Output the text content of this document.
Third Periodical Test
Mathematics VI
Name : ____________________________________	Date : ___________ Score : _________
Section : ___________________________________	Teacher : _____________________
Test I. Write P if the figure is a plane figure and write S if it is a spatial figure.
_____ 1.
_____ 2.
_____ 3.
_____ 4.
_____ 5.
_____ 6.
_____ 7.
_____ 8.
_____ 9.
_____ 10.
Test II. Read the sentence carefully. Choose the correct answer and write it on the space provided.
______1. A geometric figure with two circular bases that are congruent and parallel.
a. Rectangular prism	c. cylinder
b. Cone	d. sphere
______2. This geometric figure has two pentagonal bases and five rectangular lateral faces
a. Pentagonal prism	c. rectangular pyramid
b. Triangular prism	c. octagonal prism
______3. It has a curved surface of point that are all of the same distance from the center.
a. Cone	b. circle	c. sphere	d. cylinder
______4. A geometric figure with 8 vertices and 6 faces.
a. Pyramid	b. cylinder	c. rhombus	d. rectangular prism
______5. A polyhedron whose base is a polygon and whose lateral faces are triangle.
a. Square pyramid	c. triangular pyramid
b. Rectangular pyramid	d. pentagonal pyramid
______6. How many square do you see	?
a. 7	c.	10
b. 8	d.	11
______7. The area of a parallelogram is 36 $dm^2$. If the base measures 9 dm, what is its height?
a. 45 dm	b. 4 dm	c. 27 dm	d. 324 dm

######

▸ EXERCISE GOAL
Repeat the entries exactly, all of them.

▸ ANSWER IN FULL
Output the text content of this document.
Third Periodical Test
Mathematics VI
Name : ____________________________________	Date : ___________ Score : _________
Section : ___________________________________	Teacher : _____________________
Test I. Write P if the figure is a plane figure and write S if it is a spatial figure.
_____ 1.
_____ 2.
_____ 3.
_____ 4.
_____ 5.
_____ 6.
_____ 7.
_____ 8.
_____ 9.
_____ 10.
Test II. Read the sentence carefully. Choose the correct answer and write it on the space provided.
______1. A geometric figure with two circular bases that are congruent and parallel.
a. Rectangular prism	c. cylinder
b. Cone	d. sphere
______2. This geometric figure has two pentagonal bases and five rectangular lateral faces
a. Pentagonal prism	c. rectangular pyramid
b. Triangular prism	c. octagonal prism
______3. It has a curved surface of point that are all of the same distance from the center.
a. Cone	b. circle	c. sphere	d. cylinder
______4. A geometric figure with 8 vertices and 6 faces.
a. Pyramid	b. cylinder	c. rhombus	d. rectangular prism
______5. A polyhedron whose base is a polygon and whose lateral faces are triangle.
a. Square pyramid	c. triangular pyramid
b. Rectangular pyramid	d. pentagonal pyramid
______6. How many square do you see	?
a. 7	c.	10
b. 8	d.	11
______7. The area of a parallelogram is 36 $dm^2$. If the base measures 9 dm, what is its height?
a. 45 dm	b. 4 dm	c. 27 dm	d. 324 dm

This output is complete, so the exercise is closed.